» The exercise:
In the listing below, locate the lines bearing the word "kontrolka". Copy every one of them.

◇ ◇ ◇ ◇ ◇ ◇ ◇

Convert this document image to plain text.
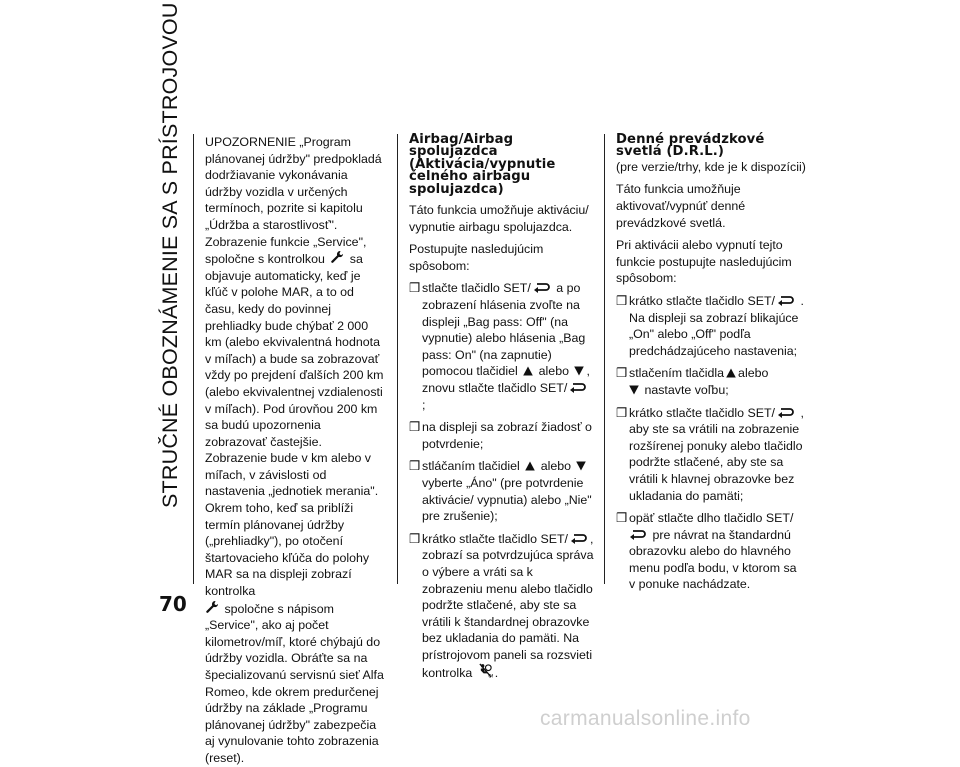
STRUČNÉ OBOZNÁMENIE SA S PRÍSTROJOVOU
70

UPOZORNENIE „Program plánovanej údržby" predpokladá dodržiavanie vykonávania údržby vozidla v určených termínoch, pozrite si kapitolu „Údržba a starostlivosť". Zobrazenie funkcie „Service", spoločne s kontrolkou sa objavuje automaticky, keď je kľúč v polohe MAR, a to od času, kedy do povinnej prehliadky bude chýbať 2 000 km (alebo ekvivalentná hodnota v míľach) a bude sa zobrazovať vždy po prejdení ďalších 200 km (alebo ekvivalentnej vzdialenosti v míľach). Pod úrovňou 200 km sa budú upozornenia zobrazovať častejšie. Zobrazenie bude v km alebo v míľach, v závislosti od nastavenia „jednotiek merania". Okrem toho, keď sa priblíži termín plánovanej údržby („prehliadky"), po otočení štartovacieho kľúča do polohy MAR sa na displeji zobrazí kontrolka
spoločne s nápisom „Service", ako aj počet kilometrov/míľ, ktoré chýbajú do údržby vozidla. Obráťte sa na špecializovanú servisnú sieť Alfa Romeo, kde okrem predurčenej údržby na základe „Programu plánovanej údržby" zabezpečia aj vynulovanie tohto zobrazenia (reset).

Airbag/Airbag
spolujazdca
(Aktivácia/vypnutie
čelného airbagu
spolujazdca)

Táto funkcia umožňuje aktiváciu/ vypnutie airbagu spolujazdca.

Postupujte nasledujúcim spôsobom:

❒ stlačte tlačidlo SET/ a po zobrazení hlásenia zvoľte na displeji „Bag pass: Off" (na vypnutie) alebo hlásenia „Bag pass: On" (na zapnutie) pomocou tlačidiel alebo , znovu stlačte tlačidlo SET/ ;
❒ na displeji sa zobrazí žiadosť o potvrdenie;
❒ stláčaním tlačidiel alebo  vyberte „Áno" (pre potvrdenie aktivácie/ vypnutia) alebo „Nie" pre zrušenie);
❒ krátko stlačte tlačidlo SET/ , zobrazí sa potvrdzujúca správa o výbere a vráti sa k zobrazeniu menu alebo tlačidlo podržte stlačené, aby ste sa vrátili k štandardnej obrazovke bez ukladania do pamäti. Na prístrojovom paneli sa rozsvieti kontrolka .
Denné prevádzkové
svetlá (D.R.L.)

(pre verzie/trhy, kde je k dispozícii)

Táto funkcia umožňuje aktivovať/vypnúť denné prevádzkové svetlá.

Pri aktivácii alebo vypnutí tejto funkcie postupujte nasledujúcim spôsobom:

❒ krátko stlačte tlačidlo SET/ . Na displeji sa zobrazí blikajúce „On" alebo „Off" podľa predchádzajúceho nastavenia;
❒ stlačením tlačidla alebo
nastavte voľbu;
❒ krátko stlačte tlačidlo SET/ , aby ste sa vrátili na zobrazenie rozšírenej ponuky alebo tlačidlo podržte stlačené, aby ste sa vrátili k hlavnej obrazovke bez ukladania do pamäti;
❒ opäť stlačte dlho tlačidlo SET/
pre návrat na štandardnú obrazovku alebo do hlavného menu podľa bodu, v ktorom sa v ponuke nachádzate.
carmanualsonline.info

◇ ◇ ◇ ◇ ◇ ◇ ◇

» Output:
UPOZORNENIE „Program plánovanej údržby" predpokladá dodržiavanie vykonávania údržby vozidla v určených termínoch, pozrite si kapitolu „Údržba a starostlivosť". Zobrazenie funkcie „Service", spoločne s kontrolkou sa objavuje automaticky, keď je kľúč v polohe MAR, a to od času, kedy do povinnej prehliadky bude chýbať 2 000 km (alebo ekvivalentná hodnota v míľach) a bude sa zobrazovať vždy po prejdení ďalších 200 km (alebo ekvivalentnej vzdialenosti v míľach). Pod úrovňou 200 km sa budú upozornenia zobrazovať častejšie. Zobrazenie bude v km alebo v míľach, v závislosti od nastavenia „jednotiek merania". Okrem toho, keď sa priblíži termín plánovanej údržby („prehliadky"), po otočení štartovacieho kľúča do polohy MAR sa na displeji zobrazí kontrolka
❒ krátko stlačte tlačidlo SET/ , zobrazí sa potvrdzujúca správa o výbere a vráti sa k zobrazeniu menu alebo tlačidlo podržte stlačené, aby ste sa vrátili k štandardnej obrazovke bez ukladania do pamäti. Na prístrojovom paneli sa rozsvieti kontrolka .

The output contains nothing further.